**EXERCISE**
Each of the entries should be output exactly, with nothing left out.

(Dataset entries for page text)

[Start of Attachment]

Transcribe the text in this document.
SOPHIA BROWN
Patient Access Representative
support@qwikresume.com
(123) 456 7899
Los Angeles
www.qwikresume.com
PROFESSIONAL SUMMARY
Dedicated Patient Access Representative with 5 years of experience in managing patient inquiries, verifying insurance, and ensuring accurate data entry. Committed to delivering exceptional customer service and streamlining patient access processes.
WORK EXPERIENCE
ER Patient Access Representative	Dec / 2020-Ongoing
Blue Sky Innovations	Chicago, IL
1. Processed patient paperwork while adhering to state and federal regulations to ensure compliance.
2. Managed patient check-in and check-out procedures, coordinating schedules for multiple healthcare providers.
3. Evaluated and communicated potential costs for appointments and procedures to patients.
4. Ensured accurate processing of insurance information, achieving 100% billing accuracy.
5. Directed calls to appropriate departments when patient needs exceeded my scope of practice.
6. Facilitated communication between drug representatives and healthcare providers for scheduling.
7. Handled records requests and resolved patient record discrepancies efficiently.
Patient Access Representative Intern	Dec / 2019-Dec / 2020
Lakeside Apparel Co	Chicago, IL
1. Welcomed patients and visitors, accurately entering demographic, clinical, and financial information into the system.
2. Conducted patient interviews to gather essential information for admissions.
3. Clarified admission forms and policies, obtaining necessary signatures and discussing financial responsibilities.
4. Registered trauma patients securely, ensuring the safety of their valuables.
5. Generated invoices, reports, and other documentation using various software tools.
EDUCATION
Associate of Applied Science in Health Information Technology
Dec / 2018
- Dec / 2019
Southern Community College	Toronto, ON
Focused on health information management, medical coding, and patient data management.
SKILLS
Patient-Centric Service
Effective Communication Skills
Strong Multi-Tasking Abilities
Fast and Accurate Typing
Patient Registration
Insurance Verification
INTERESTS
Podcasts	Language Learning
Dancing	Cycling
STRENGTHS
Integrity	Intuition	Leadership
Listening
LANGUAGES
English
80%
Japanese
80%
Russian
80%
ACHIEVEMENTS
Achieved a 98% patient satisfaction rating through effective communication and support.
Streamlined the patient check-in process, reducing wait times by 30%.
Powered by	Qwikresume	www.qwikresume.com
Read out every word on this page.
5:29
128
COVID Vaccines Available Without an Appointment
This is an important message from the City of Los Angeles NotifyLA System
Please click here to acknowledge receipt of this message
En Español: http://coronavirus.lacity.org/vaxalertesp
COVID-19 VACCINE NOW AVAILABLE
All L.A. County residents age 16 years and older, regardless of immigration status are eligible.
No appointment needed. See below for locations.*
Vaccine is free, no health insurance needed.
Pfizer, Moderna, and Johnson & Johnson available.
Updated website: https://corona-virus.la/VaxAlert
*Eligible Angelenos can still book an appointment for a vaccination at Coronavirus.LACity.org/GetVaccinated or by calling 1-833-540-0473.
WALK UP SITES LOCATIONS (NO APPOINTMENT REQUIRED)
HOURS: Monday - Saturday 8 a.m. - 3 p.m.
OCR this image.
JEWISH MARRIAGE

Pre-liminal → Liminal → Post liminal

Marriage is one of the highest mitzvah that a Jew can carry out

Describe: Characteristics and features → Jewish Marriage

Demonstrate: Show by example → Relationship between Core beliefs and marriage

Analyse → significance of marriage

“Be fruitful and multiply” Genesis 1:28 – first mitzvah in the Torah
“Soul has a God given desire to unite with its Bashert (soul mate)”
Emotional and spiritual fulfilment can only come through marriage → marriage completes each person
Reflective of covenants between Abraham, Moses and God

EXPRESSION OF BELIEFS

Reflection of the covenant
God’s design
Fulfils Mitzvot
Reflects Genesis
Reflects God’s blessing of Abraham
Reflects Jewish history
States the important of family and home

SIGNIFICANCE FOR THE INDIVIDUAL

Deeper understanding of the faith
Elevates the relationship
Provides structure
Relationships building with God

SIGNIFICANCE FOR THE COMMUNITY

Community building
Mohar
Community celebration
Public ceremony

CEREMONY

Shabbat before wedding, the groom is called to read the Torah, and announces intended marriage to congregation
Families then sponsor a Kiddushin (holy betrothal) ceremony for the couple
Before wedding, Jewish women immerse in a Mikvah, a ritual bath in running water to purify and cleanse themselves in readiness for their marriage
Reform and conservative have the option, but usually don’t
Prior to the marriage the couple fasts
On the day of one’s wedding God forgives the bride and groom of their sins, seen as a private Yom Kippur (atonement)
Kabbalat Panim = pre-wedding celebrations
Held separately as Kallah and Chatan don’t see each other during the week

[End of Attachment]

**TASK ANSWER**
Transcribe the text in this document.
SOPHIA BROWN
Patient Access Representative
support@qwikresume.com
(123) 456 7899
Los Angeles
www.qwikresume.com
PROFESSIONAL SUMMARY
Dedicated Patient Access Representative with 5 years of experience in managing patient inquiries, verifying insurance, and ensuring accurate data entry. Committed to delivering exceptional customer service and streamlining patient access processes.
WORK EXPERIENCE
ER Patient Access Representative	Dec / 2020-Ongoing
Blue Sky Innovations	Chicago, IL
1. Processed patient paperwork while adhering to state and federal regulations to ensure compliance.
2. Managed patient check-in and check-out procedures, coordinating schedules for multiple healthcare providers.
3. Evaluated and communicated potential costs for appointments and procedures to patients.
4. Ensured accurate processing of insurance information, achieving 100% billing accuracy.
5. Directed calls to appropriate departments when patient needs exceeded my scope of practice.
6. Facilitated communication between drug representatives and healthcare providers for scheduling.
7. Handled records requests and resolved patient record discrepancies efficiently.
Patient Access Representative Intern	Dec / 2019-Dec / 2020
Lakeside Apparel Co	Chicago, IL
1. Welcomed patients and visitors, accurately entering demographic, clinical, and financial information into the system.
2. Conducted patient interviews to gather essential information for admissions.
3. Clarified admission forms and policies, obtaining necessary signatures and discussing financial responsibilities.
4. Registered trauma patients securely, ensuring the safety of their valuables.
5. Generated invoices, reports, and other documentation using various software tools.
EDUCATION
Associate of Applied Science in Health Information Technology
Dec / 2018
- Dec / 2019
Southern Community College	Toronto, ON
Focused on health information management, medical coding, and patient data management.
SKILLS
Patient-Centric Service
Effective Communication Skills
Strong Multi-Tasking Abilities
Fast and Accurate Typing
Patient Registration
Insurance Verification
INTERESTS
Podcasts	Language Learning
Dancing	Cycling
STRENGTHS
Integrity	Intuition	Leadership
Listening
LANGUAGES
English
80%
Japanese
80%
Russian
80%
ACHIEVEMENTS
Achieved a 98% patient satisfaction rating through effective communication and support.
Streamlined the patient check-in process, reducing wait times by 30%.
Powered by	Qwikresume	www.qwikresume.com
Read out every word on this page.
5:29
128
COVID Vaccines Available Without an Appointment
This is an important message from the City of Los Angeles NotifyLA System
Please click here to acknowledge receipt of this message
En Español: http://coronavirus.lacity.org/vaxalertesp
COVID-19 VACCINE NOW AVAILABLE
All L.A. County residents age 16 years and older, regardless of immigration status are eligible.
No appointment needed. See below for locations.*
Vaccine is free, no health insurance needed.
Pfizer, Moderna, and Johnson & Johnson available.
Updated website: https://corona-virus.la/VaxAlert
*Eligible Angelenos can still book an appointment for a vaccination at Coronavirus.LACity.org/GetVaccinated or by calling 1-833-540-0473.
WALK UP SITES LOCATIONS (NO APPOINTMENT REQUIRED)
HOURS: Monday - Saturday 8 a.m. - 3 p.m.
OCR this image.
JEWISH MARRIAGE

Pre-liminal → Liminal → Post liminal

Marriage is one of the highest mitzvah that a Jew can carry out

Describe: Characteristics and features → Jewish Marriage

Demonstrate: Show by example → Relationship between Core beliefs and marriage

Analyse → significance of marriage

“Be fruitful and multiply” Genesis 1:28 – first mitzvah in the Torah
“Soul has a God given desire to unite with its Bashert (soul mate)”
Emotional and spiritual fulfilment can only come through marriage → marriage completes each person
Reflective of covenants between Abraham, Moses and God

EXPRESSION OF BELIEFS

Reflection of the covenant
God’s design
Fulfils Mitzvot
Reflects Genesis
Reflects God’s blessing of Abraham
Reflects Jewish history
States the important of family and home

SIGNIFICANCE FOR THE INDIVIDUAL

Deeper understanding of the faith
Elevates the relationship
Provides structure
Relationships building with God

SIGNIFICANCE FOR THE COMMUNITY

Community building
Mohar
Community celebration
Public ceremony

CEREMONY

Shabbat before wedding, the groom is called to read the Torah, and announces intended marriage to congregation
Families then sponsor a Kiddushin (holy betrothal) ceremony for the couple
Before wedding, Jewish women immerse in a Mikvah, a ritual bath in running water to purify and cleanse themselves in readiness for their marriage
Reform and conservative have the option, but usually don’t
Prior to the marriage the couple fasts
On the day of one’s wedding God forgives the bride and groom of their sins, seen as a private Yom Kippur (atonement)
Kabbalat Panim = pre-wedding celebrations
Held separately as Kallah and Chatan don’t see each other during the week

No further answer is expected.